Among the records below, find each line that includes the string "this" and copy it.
━━━━━━
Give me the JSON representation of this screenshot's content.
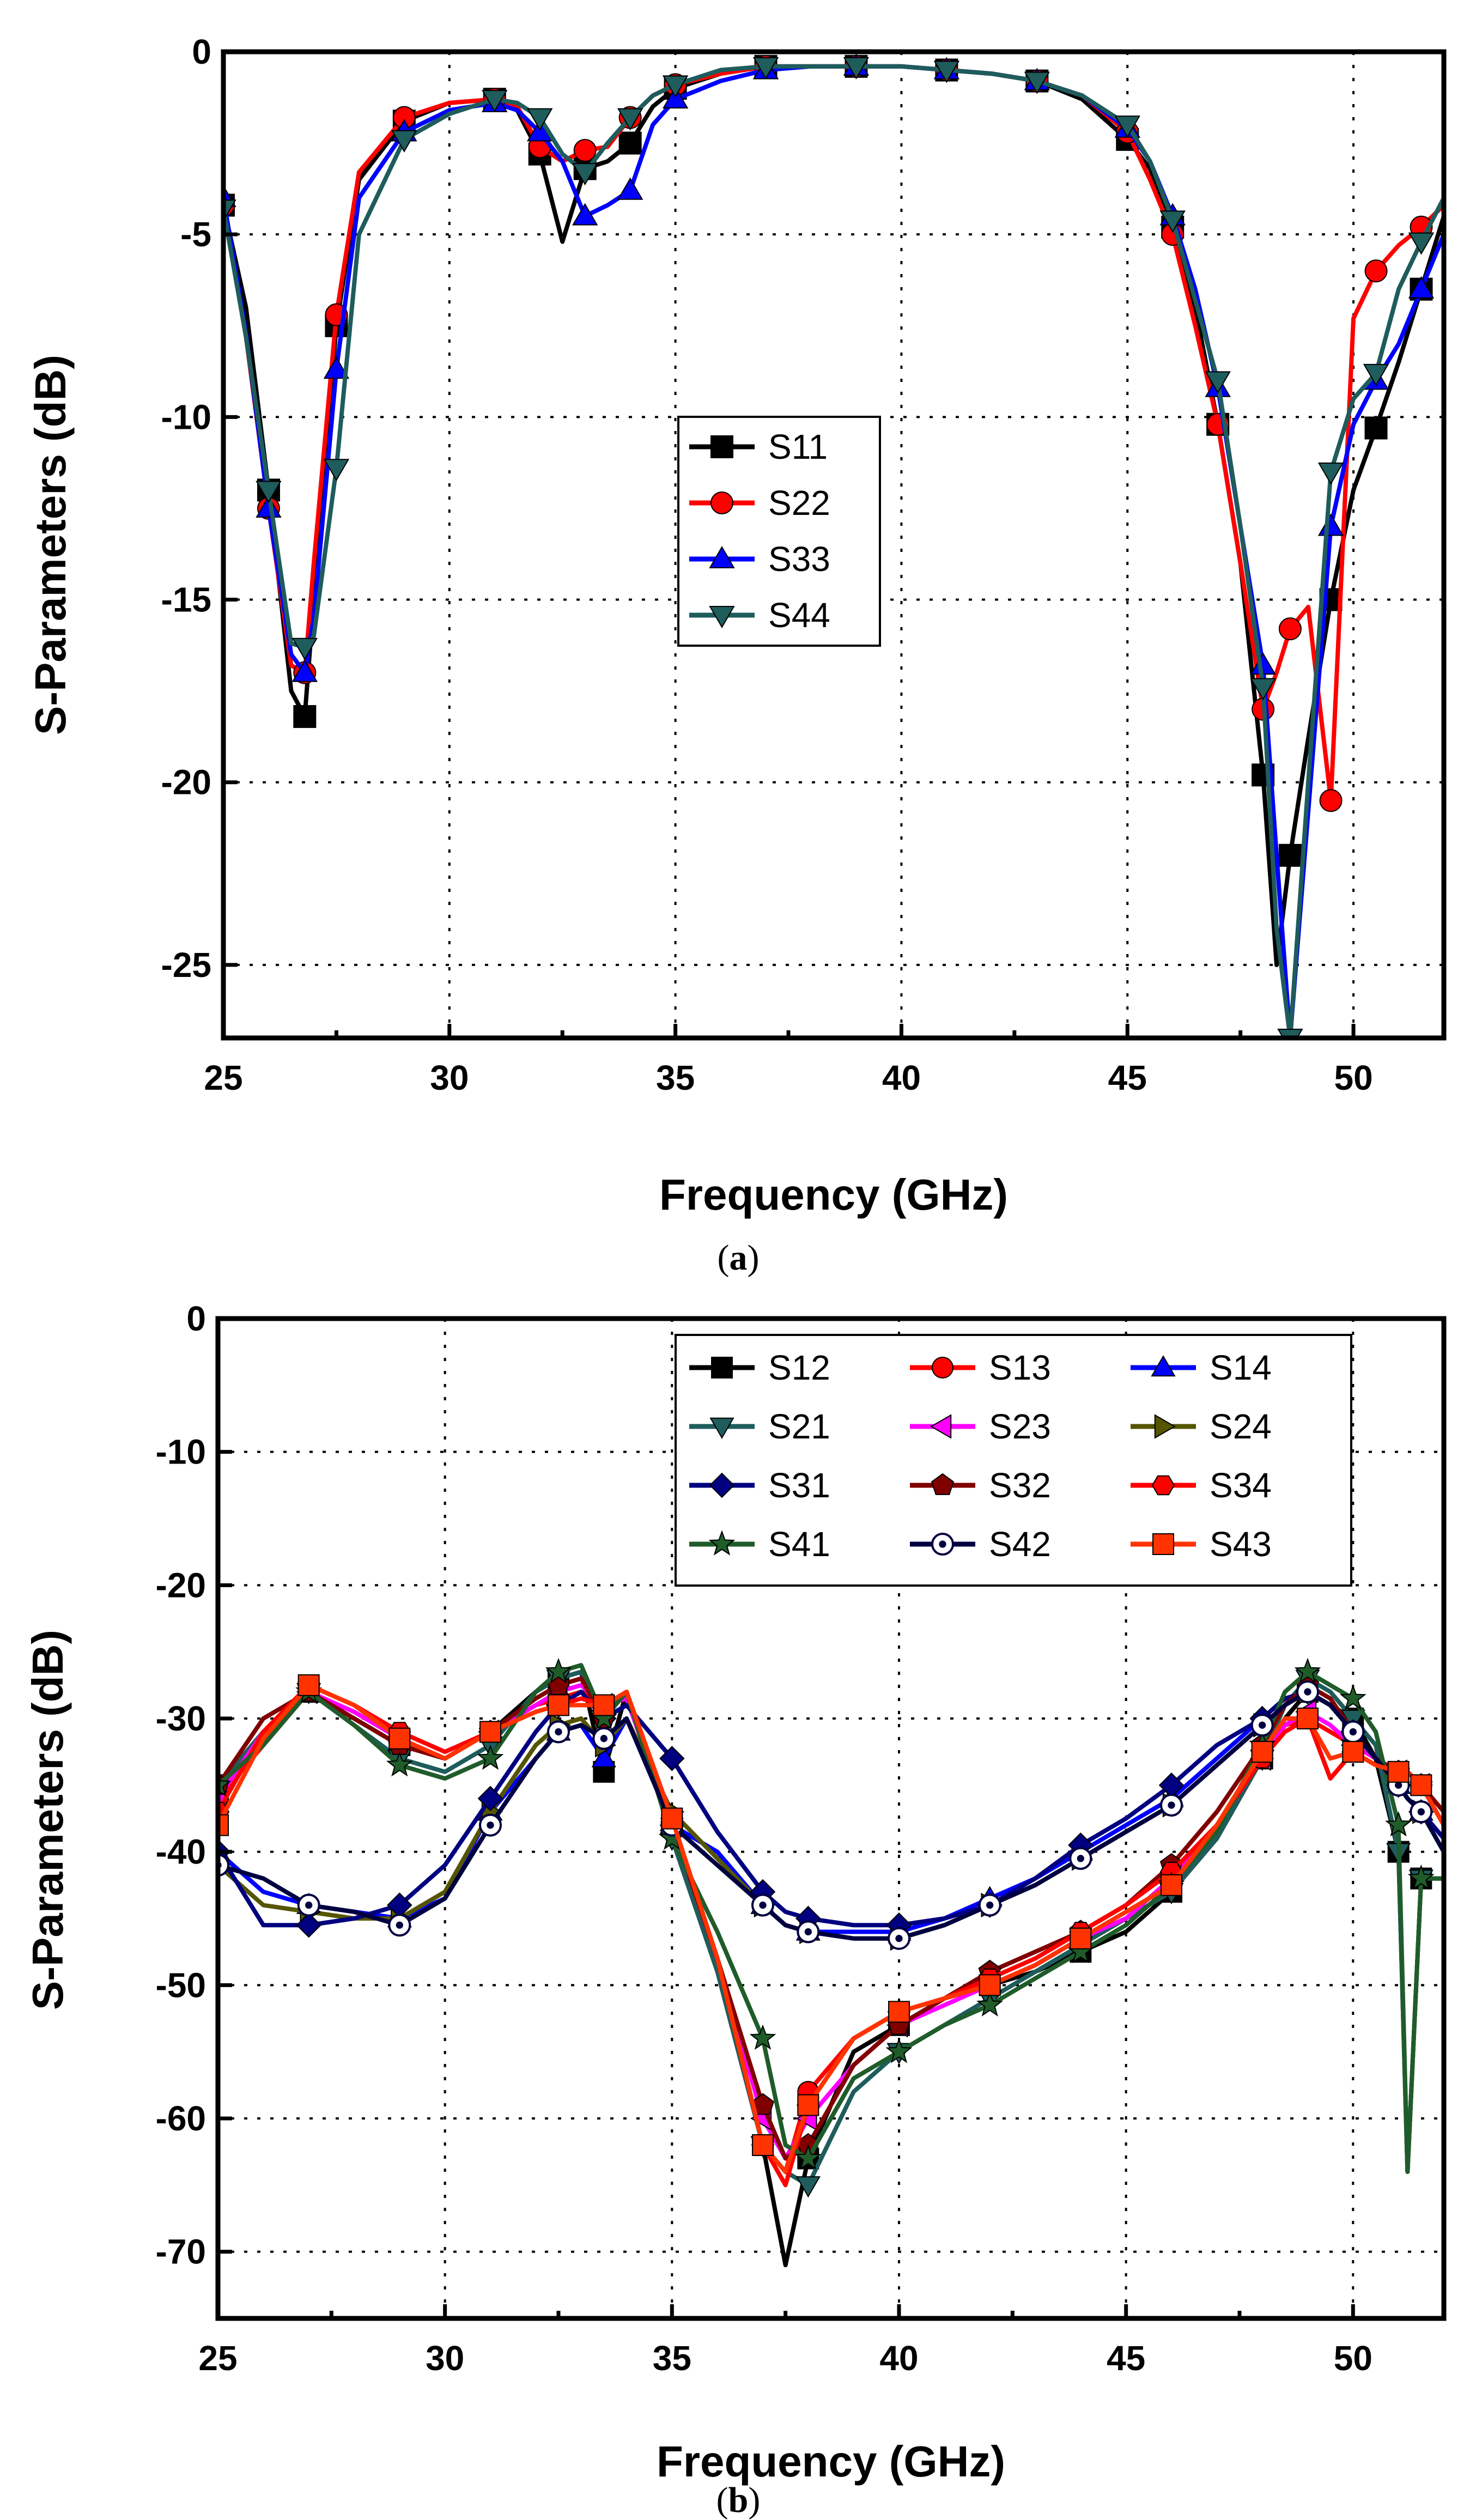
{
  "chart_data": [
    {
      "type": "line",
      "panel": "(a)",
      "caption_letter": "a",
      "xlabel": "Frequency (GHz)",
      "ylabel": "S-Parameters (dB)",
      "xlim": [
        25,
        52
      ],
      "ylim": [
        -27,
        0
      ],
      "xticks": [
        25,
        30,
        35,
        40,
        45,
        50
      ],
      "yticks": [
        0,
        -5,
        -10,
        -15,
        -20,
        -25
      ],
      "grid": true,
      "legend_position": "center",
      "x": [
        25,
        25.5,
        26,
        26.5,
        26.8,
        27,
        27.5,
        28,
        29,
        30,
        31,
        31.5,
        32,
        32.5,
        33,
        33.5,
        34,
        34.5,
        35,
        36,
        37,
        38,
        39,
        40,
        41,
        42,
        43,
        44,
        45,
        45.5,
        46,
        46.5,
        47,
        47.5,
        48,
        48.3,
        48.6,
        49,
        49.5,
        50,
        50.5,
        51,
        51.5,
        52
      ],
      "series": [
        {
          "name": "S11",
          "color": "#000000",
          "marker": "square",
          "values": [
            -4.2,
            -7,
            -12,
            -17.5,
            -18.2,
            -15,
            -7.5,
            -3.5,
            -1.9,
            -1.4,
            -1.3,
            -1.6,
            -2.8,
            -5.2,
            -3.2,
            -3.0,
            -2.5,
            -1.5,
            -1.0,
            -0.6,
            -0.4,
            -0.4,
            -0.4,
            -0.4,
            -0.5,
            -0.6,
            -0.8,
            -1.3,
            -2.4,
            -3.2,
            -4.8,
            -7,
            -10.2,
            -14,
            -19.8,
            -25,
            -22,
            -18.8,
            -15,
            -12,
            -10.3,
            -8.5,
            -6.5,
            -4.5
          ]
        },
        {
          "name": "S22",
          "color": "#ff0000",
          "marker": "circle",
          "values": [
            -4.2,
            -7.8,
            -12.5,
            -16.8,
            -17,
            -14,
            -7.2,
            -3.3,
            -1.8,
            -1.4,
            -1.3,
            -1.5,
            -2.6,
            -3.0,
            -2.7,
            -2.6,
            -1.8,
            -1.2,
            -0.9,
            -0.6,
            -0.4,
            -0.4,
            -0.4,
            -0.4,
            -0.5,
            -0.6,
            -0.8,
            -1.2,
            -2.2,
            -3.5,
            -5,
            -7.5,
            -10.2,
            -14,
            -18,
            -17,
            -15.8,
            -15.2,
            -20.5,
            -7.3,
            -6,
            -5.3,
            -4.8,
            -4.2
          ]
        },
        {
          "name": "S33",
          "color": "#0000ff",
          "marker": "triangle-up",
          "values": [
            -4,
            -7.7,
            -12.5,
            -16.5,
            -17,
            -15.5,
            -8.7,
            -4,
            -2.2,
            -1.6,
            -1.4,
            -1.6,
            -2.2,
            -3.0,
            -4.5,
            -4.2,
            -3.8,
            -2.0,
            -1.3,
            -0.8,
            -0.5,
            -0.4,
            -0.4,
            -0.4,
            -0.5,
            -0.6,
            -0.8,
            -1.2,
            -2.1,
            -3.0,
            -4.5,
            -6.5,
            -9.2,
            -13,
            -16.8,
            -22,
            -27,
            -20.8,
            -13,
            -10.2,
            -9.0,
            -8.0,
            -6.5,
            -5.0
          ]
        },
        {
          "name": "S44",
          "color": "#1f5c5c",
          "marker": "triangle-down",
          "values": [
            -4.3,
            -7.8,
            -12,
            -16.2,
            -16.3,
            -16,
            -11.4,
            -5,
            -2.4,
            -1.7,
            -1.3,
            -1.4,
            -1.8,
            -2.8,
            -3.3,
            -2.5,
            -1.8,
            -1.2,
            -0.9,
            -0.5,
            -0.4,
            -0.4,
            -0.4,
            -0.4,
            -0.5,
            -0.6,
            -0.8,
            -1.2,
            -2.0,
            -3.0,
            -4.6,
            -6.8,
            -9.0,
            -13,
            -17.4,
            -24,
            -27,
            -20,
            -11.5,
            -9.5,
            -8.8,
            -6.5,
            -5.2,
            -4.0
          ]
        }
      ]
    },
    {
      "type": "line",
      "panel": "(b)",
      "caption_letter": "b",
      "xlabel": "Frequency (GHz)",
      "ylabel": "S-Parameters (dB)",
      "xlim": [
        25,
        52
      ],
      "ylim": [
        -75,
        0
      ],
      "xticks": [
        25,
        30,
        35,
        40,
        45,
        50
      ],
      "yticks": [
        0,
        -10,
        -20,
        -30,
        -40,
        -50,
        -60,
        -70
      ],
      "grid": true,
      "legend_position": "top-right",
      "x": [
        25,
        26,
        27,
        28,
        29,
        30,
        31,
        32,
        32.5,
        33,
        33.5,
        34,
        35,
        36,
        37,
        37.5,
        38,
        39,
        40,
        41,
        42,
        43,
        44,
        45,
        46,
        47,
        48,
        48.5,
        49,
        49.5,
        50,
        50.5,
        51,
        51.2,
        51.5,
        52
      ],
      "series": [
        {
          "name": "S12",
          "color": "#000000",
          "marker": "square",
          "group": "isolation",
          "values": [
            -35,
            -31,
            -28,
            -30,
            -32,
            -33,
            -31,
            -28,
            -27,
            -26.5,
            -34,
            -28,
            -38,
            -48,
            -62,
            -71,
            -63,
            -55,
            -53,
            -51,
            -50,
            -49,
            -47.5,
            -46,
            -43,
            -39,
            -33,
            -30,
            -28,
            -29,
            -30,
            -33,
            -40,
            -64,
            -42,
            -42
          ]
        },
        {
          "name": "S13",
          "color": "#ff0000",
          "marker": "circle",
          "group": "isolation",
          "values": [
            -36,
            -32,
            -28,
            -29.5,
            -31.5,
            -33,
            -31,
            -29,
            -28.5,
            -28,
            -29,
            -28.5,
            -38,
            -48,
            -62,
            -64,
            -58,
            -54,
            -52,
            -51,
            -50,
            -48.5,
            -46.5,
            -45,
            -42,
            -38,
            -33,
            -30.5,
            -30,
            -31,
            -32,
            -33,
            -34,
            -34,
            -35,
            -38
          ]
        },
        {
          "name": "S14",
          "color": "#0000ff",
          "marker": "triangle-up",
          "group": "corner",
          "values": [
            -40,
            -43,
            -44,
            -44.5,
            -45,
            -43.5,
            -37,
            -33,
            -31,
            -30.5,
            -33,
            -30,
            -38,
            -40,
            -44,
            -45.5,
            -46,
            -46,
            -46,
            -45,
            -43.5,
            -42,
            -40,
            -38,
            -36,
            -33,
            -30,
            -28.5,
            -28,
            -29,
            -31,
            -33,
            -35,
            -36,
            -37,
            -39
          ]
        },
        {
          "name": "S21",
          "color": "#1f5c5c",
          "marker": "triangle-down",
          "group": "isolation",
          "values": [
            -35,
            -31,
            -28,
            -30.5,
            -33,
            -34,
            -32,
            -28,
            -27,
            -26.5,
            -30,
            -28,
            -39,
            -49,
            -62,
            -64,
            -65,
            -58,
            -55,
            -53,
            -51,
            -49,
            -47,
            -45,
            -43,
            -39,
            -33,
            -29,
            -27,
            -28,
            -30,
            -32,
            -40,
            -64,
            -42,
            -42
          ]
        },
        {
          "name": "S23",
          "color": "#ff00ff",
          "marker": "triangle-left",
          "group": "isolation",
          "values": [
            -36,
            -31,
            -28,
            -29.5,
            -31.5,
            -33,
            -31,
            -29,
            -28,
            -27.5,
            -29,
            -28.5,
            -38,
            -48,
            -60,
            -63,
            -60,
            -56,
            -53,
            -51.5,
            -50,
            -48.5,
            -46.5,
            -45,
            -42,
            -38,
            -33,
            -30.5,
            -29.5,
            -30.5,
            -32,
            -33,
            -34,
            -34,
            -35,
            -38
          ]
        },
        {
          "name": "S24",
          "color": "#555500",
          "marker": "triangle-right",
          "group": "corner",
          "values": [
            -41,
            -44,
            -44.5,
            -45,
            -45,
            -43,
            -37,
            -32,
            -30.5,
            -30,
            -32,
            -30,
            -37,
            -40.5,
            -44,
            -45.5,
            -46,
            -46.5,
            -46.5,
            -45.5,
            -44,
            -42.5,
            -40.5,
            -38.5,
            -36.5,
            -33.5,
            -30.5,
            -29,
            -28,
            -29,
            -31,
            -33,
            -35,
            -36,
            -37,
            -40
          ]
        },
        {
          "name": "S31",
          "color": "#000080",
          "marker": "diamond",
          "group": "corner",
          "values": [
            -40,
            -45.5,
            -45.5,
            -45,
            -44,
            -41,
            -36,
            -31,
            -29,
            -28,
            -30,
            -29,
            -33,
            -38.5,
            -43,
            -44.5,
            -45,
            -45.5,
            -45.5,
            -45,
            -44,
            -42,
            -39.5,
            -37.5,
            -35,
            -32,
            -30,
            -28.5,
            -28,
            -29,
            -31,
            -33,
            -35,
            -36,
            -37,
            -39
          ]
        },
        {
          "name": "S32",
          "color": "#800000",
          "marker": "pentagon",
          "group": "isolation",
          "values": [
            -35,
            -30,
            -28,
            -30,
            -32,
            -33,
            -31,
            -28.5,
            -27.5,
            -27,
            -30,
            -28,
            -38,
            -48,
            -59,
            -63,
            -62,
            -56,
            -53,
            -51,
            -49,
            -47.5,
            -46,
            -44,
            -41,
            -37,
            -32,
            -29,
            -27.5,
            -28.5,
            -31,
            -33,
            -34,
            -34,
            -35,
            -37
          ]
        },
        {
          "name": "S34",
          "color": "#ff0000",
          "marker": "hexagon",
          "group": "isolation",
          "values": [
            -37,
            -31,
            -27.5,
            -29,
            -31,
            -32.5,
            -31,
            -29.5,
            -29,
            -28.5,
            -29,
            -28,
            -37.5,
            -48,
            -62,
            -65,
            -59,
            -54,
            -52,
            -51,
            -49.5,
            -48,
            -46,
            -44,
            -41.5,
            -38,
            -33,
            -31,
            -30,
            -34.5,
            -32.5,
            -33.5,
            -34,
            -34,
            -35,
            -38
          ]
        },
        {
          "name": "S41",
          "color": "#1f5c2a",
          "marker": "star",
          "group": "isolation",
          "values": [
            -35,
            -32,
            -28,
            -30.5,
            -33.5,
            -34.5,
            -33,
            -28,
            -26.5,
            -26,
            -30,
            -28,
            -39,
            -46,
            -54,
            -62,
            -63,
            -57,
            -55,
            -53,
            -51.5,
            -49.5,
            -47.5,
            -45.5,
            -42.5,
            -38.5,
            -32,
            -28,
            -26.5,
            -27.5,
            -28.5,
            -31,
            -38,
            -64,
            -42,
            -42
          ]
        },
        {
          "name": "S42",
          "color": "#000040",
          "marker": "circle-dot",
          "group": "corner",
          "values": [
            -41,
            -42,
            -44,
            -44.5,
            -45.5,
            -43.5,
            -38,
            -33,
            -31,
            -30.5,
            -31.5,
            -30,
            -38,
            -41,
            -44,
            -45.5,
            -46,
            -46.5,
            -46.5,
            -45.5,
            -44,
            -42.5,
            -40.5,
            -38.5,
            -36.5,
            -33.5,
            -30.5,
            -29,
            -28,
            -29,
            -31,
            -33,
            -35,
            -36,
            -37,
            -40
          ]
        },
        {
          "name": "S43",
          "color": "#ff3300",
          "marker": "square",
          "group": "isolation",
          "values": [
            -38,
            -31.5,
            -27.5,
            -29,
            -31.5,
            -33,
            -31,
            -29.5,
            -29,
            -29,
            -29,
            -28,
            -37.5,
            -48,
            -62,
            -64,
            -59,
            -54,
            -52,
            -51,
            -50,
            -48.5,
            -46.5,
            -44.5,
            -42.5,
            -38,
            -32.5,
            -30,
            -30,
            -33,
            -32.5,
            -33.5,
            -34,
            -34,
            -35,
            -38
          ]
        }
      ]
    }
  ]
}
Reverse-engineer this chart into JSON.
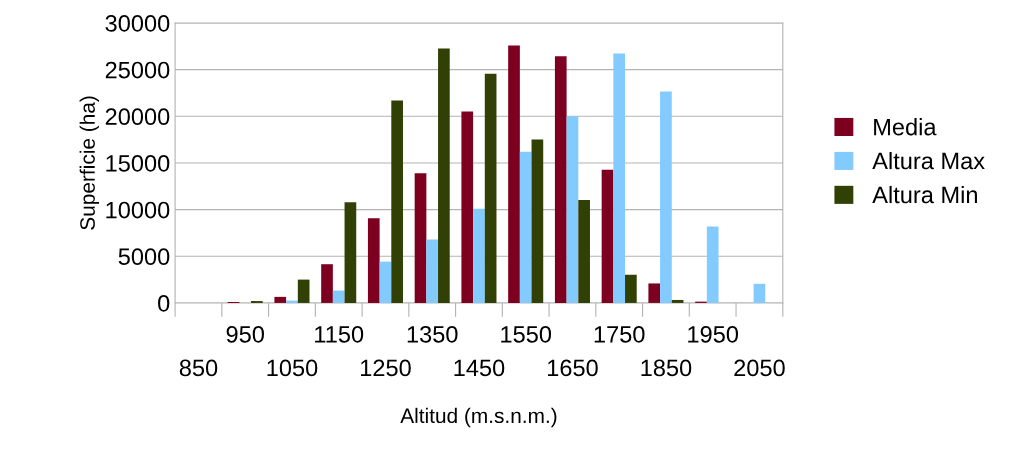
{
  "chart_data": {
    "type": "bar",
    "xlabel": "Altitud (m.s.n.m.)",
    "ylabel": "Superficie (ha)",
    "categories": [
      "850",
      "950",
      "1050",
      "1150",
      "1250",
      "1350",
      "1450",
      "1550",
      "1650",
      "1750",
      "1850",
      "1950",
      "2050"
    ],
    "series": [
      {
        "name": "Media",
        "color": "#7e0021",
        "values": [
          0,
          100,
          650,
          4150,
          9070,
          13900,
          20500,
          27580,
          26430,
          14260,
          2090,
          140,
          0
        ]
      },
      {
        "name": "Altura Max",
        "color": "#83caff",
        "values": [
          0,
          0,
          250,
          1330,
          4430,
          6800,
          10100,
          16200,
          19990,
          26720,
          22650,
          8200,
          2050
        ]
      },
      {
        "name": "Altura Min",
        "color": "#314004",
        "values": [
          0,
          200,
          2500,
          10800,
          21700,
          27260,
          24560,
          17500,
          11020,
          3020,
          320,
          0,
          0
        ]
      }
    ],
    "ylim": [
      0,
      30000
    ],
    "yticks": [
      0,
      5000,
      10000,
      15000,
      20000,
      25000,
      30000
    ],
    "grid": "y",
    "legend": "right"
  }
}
━━━━━━
- **Task answer**
Give me the JSON representation of this screenshot's content.
Reverse-engineer this chart into JSON.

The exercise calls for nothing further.